Find all lines in the records that include the word "this", and copy them out.

___ DATA ___

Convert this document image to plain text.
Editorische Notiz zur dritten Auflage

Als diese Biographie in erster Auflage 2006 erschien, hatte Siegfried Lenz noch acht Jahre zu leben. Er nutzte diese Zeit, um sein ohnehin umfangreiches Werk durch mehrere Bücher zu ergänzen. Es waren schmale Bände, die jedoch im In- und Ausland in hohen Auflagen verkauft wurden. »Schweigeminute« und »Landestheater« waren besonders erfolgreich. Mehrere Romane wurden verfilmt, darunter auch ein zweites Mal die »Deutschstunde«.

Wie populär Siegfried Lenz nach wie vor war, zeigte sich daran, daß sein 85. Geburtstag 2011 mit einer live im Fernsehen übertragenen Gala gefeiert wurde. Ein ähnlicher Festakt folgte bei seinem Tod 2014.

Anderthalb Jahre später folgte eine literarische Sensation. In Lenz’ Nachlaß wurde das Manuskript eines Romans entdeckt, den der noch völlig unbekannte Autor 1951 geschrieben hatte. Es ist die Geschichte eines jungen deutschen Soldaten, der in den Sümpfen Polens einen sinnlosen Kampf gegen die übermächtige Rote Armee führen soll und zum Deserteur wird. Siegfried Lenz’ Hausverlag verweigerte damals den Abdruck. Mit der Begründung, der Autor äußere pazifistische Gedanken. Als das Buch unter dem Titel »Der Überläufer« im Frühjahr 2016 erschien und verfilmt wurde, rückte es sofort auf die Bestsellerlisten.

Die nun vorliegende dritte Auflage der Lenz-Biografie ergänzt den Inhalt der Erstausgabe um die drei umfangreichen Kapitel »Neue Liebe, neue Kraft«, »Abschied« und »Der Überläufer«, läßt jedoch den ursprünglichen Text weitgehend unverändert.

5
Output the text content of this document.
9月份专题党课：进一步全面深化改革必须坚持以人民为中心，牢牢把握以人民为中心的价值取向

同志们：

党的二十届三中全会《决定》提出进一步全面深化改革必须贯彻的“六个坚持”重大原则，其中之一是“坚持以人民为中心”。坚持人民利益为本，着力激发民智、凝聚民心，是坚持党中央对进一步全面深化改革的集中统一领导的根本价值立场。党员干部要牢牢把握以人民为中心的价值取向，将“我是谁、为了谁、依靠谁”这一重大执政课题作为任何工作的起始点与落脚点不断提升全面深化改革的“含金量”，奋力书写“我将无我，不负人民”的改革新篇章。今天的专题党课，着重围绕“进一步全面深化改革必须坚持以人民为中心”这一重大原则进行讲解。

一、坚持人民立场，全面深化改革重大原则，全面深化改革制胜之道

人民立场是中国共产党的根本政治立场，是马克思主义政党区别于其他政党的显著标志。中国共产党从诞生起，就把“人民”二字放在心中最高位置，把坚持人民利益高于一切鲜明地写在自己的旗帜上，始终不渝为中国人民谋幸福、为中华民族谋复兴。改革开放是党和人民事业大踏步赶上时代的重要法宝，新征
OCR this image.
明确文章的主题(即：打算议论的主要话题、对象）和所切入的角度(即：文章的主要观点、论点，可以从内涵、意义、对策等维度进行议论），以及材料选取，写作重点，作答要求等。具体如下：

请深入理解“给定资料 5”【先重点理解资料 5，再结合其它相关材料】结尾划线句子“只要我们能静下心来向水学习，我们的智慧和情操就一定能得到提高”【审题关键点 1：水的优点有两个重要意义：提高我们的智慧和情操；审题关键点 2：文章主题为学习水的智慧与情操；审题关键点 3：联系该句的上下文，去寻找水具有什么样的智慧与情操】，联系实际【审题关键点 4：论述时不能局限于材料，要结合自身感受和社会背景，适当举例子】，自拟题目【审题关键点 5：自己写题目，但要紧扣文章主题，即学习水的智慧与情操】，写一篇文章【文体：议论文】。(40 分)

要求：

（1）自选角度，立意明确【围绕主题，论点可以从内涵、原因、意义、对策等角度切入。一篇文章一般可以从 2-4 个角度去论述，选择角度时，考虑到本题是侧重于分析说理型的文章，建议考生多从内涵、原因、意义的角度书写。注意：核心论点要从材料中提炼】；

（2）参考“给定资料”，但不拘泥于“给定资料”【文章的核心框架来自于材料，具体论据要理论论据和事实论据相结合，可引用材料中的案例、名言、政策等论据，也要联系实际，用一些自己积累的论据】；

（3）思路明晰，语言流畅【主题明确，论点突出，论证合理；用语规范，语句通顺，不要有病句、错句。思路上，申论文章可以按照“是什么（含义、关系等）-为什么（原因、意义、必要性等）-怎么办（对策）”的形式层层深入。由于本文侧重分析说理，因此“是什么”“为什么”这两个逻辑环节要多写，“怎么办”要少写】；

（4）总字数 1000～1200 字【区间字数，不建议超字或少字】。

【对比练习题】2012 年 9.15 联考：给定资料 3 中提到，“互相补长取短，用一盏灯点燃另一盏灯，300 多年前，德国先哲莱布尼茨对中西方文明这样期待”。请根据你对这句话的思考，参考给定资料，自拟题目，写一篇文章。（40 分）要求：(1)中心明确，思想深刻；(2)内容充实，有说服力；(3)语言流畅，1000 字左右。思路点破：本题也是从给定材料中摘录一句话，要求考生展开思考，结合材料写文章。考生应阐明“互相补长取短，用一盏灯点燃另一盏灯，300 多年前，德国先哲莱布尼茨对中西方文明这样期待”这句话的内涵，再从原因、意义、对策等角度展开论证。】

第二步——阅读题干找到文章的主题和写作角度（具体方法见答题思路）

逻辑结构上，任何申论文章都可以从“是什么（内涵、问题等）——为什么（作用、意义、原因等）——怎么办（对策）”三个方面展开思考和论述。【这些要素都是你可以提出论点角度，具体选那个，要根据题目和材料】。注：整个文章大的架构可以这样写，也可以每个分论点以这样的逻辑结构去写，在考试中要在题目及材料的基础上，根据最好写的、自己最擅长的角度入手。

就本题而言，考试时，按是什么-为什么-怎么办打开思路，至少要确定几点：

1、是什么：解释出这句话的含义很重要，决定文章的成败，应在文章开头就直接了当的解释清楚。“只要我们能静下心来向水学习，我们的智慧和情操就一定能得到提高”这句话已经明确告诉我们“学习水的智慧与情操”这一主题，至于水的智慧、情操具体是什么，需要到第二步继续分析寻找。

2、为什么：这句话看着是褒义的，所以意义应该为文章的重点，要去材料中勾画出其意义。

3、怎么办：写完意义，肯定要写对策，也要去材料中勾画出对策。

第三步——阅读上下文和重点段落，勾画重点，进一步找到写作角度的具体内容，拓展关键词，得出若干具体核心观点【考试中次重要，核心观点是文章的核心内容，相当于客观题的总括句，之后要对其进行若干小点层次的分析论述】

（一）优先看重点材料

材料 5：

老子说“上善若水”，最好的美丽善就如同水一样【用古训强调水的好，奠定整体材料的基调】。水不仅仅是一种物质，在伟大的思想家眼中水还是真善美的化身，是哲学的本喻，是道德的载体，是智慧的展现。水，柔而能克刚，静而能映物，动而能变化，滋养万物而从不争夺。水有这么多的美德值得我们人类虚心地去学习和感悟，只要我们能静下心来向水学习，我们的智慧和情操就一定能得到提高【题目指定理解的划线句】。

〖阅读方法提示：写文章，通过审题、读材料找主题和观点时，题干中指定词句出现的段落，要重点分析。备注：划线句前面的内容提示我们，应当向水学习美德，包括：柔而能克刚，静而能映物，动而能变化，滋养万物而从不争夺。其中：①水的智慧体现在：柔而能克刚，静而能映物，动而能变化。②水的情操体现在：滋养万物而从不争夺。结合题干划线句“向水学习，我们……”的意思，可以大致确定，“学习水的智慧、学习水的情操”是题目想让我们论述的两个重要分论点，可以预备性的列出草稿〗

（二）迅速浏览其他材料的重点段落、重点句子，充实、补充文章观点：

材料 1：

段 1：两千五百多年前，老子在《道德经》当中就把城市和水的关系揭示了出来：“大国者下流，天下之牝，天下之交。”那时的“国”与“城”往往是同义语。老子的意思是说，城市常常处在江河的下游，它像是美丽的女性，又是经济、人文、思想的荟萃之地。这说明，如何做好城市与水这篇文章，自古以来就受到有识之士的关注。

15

___

■ **PROBLEM SOLUTION**
Convert this document image to plain text.
Output the text content of this document.
OCR this image.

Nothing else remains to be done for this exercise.